++++ Material for this task

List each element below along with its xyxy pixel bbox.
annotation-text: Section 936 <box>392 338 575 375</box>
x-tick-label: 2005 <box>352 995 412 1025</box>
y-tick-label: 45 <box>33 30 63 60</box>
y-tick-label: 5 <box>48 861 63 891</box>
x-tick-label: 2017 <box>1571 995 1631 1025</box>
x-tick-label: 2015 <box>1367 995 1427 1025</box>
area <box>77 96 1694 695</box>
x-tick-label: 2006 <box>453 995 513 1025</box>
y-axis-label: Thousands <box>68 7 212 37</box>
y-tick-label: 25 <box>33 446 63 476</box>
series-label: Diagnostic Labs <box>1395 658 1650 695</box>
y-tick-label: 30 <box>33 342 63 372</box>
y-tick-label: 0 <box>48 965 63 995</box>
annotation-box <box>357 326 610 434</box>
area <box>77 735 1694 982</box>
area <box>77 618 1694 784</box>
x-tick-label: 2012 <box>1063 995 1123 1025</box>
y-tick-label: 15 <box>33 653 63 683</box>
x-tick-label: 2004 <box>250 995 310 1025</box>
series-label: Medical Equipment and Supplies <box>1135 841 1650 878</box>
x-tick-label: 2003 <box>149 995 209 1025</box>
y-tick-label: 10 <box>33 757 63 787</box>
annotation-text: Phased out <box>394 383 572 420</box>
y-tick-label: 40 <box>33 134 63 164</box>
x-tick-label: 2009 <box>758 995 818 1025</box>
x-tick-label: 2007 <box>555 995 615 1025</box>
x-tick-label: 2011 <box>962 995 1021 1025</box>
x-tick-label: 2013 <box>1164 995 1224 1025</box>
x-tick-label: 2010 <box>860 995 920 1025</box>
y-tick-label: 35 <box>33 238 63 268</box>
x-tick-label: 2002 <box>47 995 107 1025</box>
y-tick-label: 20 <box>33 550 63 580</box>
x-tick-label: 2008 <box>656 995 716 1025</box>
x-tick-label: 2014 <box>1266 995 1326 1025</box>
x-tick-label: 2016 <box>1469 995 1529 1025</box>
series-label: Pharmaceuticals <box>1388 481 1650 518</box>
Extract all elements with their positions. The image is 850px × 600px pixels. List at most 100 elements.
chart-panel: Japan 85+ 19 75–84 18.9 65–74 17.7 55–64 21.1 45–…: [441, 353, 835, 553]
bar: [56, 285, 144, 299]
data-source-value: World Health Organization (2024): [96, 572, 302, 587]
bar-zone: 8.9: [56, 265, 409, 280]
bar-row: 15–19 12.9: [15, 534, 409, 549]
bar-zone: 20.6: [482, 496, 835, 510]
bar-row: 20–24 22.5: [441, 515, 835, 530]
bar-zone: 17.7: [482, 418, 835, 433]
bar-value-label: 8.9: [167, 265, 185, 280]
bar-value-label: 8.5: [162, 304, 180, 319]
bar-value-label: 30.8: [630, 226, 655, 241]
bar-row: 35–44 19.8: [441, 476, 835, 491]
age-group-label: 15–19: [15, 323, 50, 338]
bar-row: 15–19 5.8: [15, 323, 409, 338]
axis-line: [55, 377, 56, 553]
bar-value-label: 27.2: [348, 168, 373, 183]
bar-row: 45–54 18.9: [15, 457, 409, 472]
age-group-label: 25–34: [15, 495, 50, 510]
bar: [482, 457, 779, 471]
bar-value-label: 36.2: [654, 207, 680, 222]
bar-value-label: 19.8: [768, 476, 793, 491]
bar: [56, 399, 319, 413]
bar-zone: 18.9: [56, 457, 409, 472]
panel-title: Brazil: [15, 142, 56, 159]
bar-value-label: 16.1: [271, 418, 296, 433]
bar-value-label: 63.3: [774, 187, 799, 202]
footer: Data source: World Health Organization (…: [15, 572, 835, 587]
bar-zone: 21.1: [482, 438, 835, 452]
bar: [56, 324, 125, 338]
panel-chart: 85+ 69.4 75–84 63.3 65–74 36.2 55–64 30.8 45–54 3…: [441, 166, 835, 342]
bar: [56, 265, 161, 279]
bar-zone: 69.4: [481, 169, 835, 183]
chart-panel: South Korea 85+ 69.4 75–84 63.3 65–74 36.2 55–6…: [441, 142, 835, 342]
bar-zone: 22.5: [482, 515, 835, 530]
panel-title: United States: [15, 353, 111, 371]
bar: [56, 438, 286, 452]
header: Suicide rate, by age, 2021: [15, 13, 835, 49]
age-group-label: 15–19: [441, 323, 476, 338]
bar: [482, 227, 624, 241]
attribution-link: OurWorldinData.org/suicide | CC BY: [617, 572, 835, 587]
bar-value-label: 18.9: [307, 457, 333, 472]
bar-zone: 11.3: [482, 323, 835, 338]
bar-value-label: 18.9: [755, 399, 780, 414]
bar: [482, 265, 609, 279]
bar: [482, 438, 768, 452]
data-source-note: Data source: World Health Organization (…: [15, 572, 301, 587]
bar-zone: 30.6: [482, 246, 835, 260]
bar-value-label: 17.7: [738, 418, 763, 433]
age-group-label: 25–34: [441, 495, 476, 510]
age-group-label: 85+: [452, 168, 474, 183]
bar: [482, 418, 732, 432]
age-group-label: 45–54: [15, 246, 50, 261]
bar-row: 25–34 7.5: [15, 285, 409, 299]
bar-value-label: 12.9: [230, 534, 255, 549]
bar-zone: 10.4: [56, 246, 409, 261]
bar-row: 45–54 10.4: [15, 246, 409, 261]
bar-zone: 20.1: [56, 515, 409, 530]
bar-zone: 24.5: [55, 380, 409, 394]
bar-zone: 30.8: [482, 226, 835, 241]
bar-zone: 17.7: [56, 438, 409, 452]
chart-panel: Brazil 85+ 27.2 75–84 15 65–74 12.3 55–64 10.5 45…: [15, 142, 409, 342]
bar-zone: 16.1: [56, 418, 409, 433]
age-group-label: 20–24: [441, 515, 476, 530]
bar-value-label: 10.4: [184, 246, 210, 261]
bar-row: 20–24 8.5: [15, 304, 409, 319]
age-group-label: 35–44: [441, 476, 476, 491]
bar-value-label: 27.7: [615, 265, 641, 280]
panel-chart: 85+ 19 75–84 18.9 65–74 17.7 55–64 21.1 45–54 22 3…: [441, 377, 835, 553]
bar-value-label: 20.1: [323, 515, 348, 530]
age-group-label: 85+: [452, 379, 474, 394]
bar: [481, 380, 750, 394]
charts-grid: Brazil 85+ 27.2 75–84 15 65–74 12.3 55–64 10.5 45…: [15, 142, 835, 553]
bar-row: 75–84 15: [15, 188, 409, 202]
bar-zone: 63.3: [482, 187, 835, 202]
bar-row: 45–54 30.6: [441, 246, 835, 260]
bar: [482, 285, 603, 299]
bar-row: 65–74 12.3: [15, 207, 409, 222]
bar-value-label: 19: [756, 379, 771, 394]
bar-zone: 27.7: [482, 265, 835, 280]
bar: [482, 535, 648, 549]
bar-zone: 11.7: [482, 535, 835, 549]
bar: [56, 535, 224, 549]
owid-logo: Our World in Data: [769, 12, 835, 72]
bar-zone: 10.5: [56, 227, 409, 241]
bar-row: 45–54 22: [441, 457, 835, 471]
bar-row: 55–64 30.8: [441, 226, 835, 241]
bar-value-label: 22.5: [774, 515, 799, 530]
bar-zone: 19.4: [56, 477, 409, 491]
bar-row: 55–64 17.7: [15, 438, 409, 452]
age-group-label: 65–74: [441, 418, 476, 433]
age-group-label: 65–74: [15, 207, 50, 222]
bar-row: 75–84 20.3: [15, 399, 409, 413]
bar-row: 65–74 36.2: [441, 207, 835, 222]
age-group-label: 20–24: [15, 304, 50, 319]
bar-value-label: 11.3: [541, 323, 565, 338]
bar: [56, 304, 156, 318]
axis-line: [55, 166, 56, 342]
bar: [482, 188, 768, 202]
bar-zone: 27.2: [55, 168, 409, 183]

++++++++

What you need to do: Please reproduce every line of the dataset entries above word for word, without changing anything.

Expected answer:
List each element below along with its xyxy pixel bbox.
annotation-text: Section 936 <box>392 338 575 375</box>
x-tick-label: 2005 <box>352 995 412 1025</box>
y-tick-label: 45 <box>33 30 63 60</box>
y-tick-label: 5 <box>48 861 63 891</box>
x-tick-label: 2017 <box>1571 995 1631 1025</box>
x-tick-label: 2015 <box>1367 995 1427 1025</box>
area <box>77 96 1694 695</box>
x-tick-label: 2006 <box>453 995 513 1025</box>
y-axis-label: Thousands <box>68 7 212 37</box>
y-tick-label: 25 <box>33 446 63 476</box>
series-label: Diagnostic Labs <box>1395 658 1650 695</box>
y-tick-label: 30 <box>33 342 63 372</box>
y-tick-label: 0 <box>48 965 63 995</box>
annotation-box <box>357 326 610 434</box>
area <box>77 735 1694 982</box>
area <box>77 618 1694 784</box>
x-tick-label: 2012 <box>1063 995 1123 1025</box>
y-tick-label: 15 <box>33 653 63 683</box>
x-tick-label: 2004 <box>250 995 310 1025</box>
series-label: Medical Equipment and Supplies <box>1135 841 1650 878</box>
x-tick-label: 2003 <box>149 995 209 1025</box>
y-tick-label: 10 <box>33 757 63 787</box>
annotation-text: Phased out <box>394 383 572 420</box>
y-tick-label: 40 <box>33 134 63 164</box>
x-tick-label: 2009 <box>758 995 818 1025</box>
x-tick-label: 2007 <box>555 995 615 1025</box>
x-tick-label: 2011 <box>962 995 1021 1025</box>
x-tick-label: 2013 <box>1164 995 1224 1025</box>
x-tick-label: 2010 <box>860 995 920 1025</box>
y-tick-label: 35 <box>33 238 63 268</box>
x-tick-label: 2002 <box>47 995 107 1025</box>
y-tick-label: 20 <box>33 550 63 580</box>
x-tick-label: 2008 <box>656 995 716 1025</box>
x-tick-label: 2014 <box>1266 995 1326 1025</box>
x-tick-label: 2016 <box>1469 995 1529 1025</box>
series-label: Pharmaceuticals <box>1388 481 1650 518</box>
Extract all elements with their positions. The image is 850px × 600px pixels. List at most 100 elements.
chart-panel: Japan 85+ 19 75–84 18.9 65–74 17.7 55–64 21.1 45–…: [441, 353, 835, 553]
bar: [56, 285, 144, 299]
data-source-value: World Health Organization (2024): [96, 572, 302, 587]
bar-zone: 8.9: [56, 265, 409, 280]
bar-row: 15–19 12.9: [15, 534, 409, 549]
bar-zone: 20.6: [482, 496, 835, 510]
bar-row: 20–24 22.5: [441, 515, 835, 530]
bar-zone: 17.7: [482, 418, 835, 433]
bar-value-label: 8.9: [167, 265, 185, 280]
bar-value-label: 8.5: [162, 304, 180, 319]
bar-value-label: 30.8: [630, 226, 655, 241]
bar-row: 35–44 19.8: [441, 476, 835, 491]
age-group-label: 15–19: [15, 323, 50, 338]
bar-row: 15–19 5.8: [15, 323, 409, 338]
axis-line: [55, 377, 56, 553]
bar-value-label: 27.2: [348, 168, 373, 183]
bar-row: 45–54 18.9: [15, 457, 409, 472]
age-group-label: 25–34: [15, 495, 50, 510]
bar: [482, 457, 779, 471]
bar-value-label: 36.2: [654, 207, 680, 222]
bar-value-label: 19.8: [768, 476, 793, 491]
bar: [56, 399, 319, 413]
bar-zone: 18.9: [56, 457, 409, 472]
panel-title: Brazil: [15, 142, 56, 159]
bar-value-label: 16.1: [271, 418, 296, 433]
bar-value-label: 63.3: [774, 187, 799, 202]
footer: Data source: World Health Organization (…: [15, 572, 835, 587]
bar-zone: 21.1: [482, 438, 835, 452]
bar: [56, 324, 125, 338]
panel-chart: 85+ 69.4 75–84 63.3 65–74 36.2 55–64 30.8 45–54 3…: [441, 166, 835, 342]
bar: [56, 265, 161, 279]
bar-zone: 69.4: [481, 169, 835, 183]
chart-panel: South Korea 85+ 69.4 75–84 63.3 65–74 36.2 55–6…: [441, 142, 835, 342]
bar-zone: 22.5: [482, 515, 835, 530]
panel-title: United States: [15, 353, 111, 371]
bar: [56, 438, 286, 452]
header: Suicide rate, by age, 2021: [15, 13, 835, 49]
age-group-label: 15–19: [441, 323, 476, 338]
bar: [482, 227, 624, 241]
attribution-link: OurWorldinData.org/suicide | CC BY: [617, 572, 835, 587]
bar-value-label: 18.9: [307, 457, 333, 472]
bar-zone: 11.3: [482, 323, 835, 338]
bar-value-label: 18.9: [755, 399, 780, 414]
bar: [482, 265, 609, 279]
bar: [482, 438, 768, 452]
data-source-note: Data source: World Health Organization (…: [15, 572, 301, 587]
bar-zone: 30.6: [482, 246, 835, 260]
bar-value-label: 17.7: [738, 418, 763, 433]
age-group-label: 25–34: [441, 495, 476, 510]
age-group-label: 85+: [452, 168, 474, 183]
bar: [482, 418, 732, 432]
age-group-label: 45–54: [15, 246, 50, 261]
bar-row: 25–34 7.5: [15, 285, 409, 299]
bar-value-label: 12.9: [230, 534, 255, 549]
bar-zone: 10.4: [56, 246, 409, 261]
bar-row: 45–54 10.4: [15, 246, 409, 261]
bar-zone: 20.1: [56, 515, 409, 530]
bar-zone: 24.5: [55, 380, 409, 394]
bar-zone: 30.8: [482, 226, 835, 241]
bar-zone: 17.7: [56, 438, 409, 452]
chart-panel: Brazil 85+ 27.2 75–84 15 65–74 12.3 55–64 10.5 45…: [15, 142, 409, 342]
bar-zone: 16.1: [56, 418, 409, 433]
age-group-label: 20–24: [441, 515, 476, 530]
bar-value-label: 10.4: [184, 246, 210, 261]
bar-row: 20–24 8.5: [15, 304, 409, 319]
age-group-label: 35–44: [441, 476, 476, 491]
bar-value-label: 27.7: [615, 265, 641, 280]
panel-chart: 85+ 19 75–84 18.9 65–74 17.7 55–64 21.1 45–54 22 3…: [441, 377, 835, 553]
bar-value-label: 20.1: [323, 515, 348, 530]
age-group-label: 85+: [452, 379, 474, 394]
bar: [481, 380, 750, 394]
charts-grid: Brazil 85+ 27.2 75–84 15 65–74 12.3 55–64 10.5 45…: [15, 142, 835, 553]
bar-row: 75–84 15: [15, 188, 409, 202]
bar-zone: 63.3: [482, 187, 835, 202]
bar-row: 45–54 30.6: [441, 246, 835, 260]
bar: [482, 285, 603, 299]
bar-row: 65–74 12.3: [15, 207, 409, 222]
bar-value-label: 19: [756, 379, 771, 394]
bar-zone: 27.7: [482, 265, 835, 280]
bar: [482, 535, 648, 549]
bar-zone: 11.7: [482, 535, 835, 549]
bar: [56, 535, 224, 549]
owid-logo: Our World in Data: [769, 12, 835, 72]
bar-zone: 10.5: [56, 227, 409, 241]
bar-row: 45–54 22: [441, 457, 835, 471]
bar-row: 55–64 30.8: [441, 226, 835, 241]
bar-value-label: 22.5: [774, 515, 799, 530]
bar-zone: 19.4: [56, 477, 409, 491]
bar-row: 55–64 17.7: [15, 438, 409, 452]
age-group-label: 65–74: [441, 418, 476, 433]
age-group-label: 65–74: [15, 207, 50, 222]
bar-row: 75–84 20.3: [15, 399, 409, 413]
bar-row: 65–74 36.2: [441, 207, 835, 222]
age-group-label: 20–24: [15, 304, 50, 319]
bar-value-label: 11.3: [541, 323, 565, 338]
bar: [56, 304, 156, 318]
axis-line: [55, 166, 56, 342]
bar: [482, 188, 768, 202]
bar-zone: 27.2: [55, 168, 409, 183]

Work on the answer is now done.